_Data supplied_:

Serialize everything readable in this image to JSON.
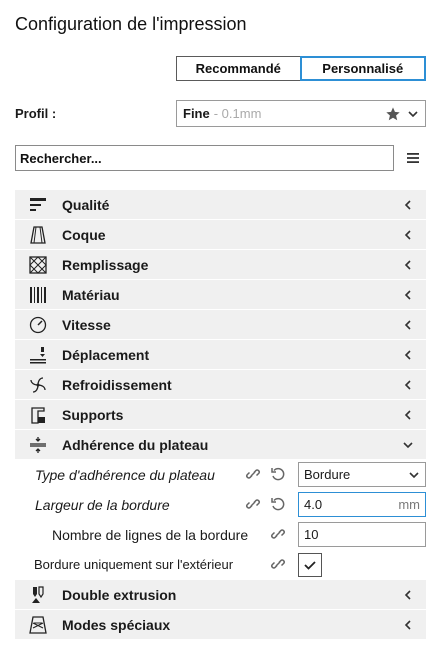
{
  "header": {
    "title": "Configuration de l'impression"
  },
  "mode_tabs": {
    "recommended": "Recommandé",
    "custom": "Personnalisé",
    "active": "custom"
  },
  "profile": {
    "label": "Profil :",
    "name": "Fine",
    "sub": "- 0.1mm"
  },
  "search": {
    "placeholder": "Rechercher..."
  },
  "categories": [
    {
      "label": "Qualité",
      "icon": "quality-icon"
    },
    {
      "label": "Coque",
      "icon": "shell-icon"
    },
    {
      "label": "Remplissage",
      "icon": "infill-icon"
    },
    {
      "label": "Matériau",
      "icon": "material-icon"
    },
    {
      "label": "Vitesse",
      "icon": "speed-icon"
    },
    {
      "label": "Déplacement",
      "icon": "travel-icon"
    },
    {
      "label": "Refroidissement",
      "icon": "cooling-icon"
    },
    {
      "label": "Supports",
      "icon": "support-icon"
    },
    {
      "label": "Adhérence du plateau",
      "icon": "adhesion-icon",
      "expanded": true
    },
    {
      "label": "Double extrusion",
      "icon": "dual-extrusion-icon"
    },
    {
      "label": "Modes spéciaux",
      "icon": "special-modes-icon"
    }
  ],
  "adhesion_settings": {
    "type": {
      "label": "Type d'adhérence du plateau",
      "value": "Bordure"
    },
    "width": {
      "label": "Largeur de la bordure",
      "value": "4.0",
      "unit": "mm"
    },
    "lines": {
      "label": "Nombre de lignes de la bordure",
      "value": "10"
    },
    "outside": {
      "label": "Bordure uniquement sur l'extérieur",
      "checked": true
    }
  }
}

_What to work on_:
Pick every line with "icon" in it and copy it.

_Solution_:
      "icon": "quality-icon"
      "icon": "shell-icon"
      "icon": "infill-icon"
      "icon": "material-icon"
      "icon": "speed-icon"
      "icon": "travel-icon"
      "icon": "cooling-icon"
      "icon": "support-icon"
      "icon": "adhesion-icon",
      "icon": "dual-extrusion-icon"
      "icon": "special-modes-icon"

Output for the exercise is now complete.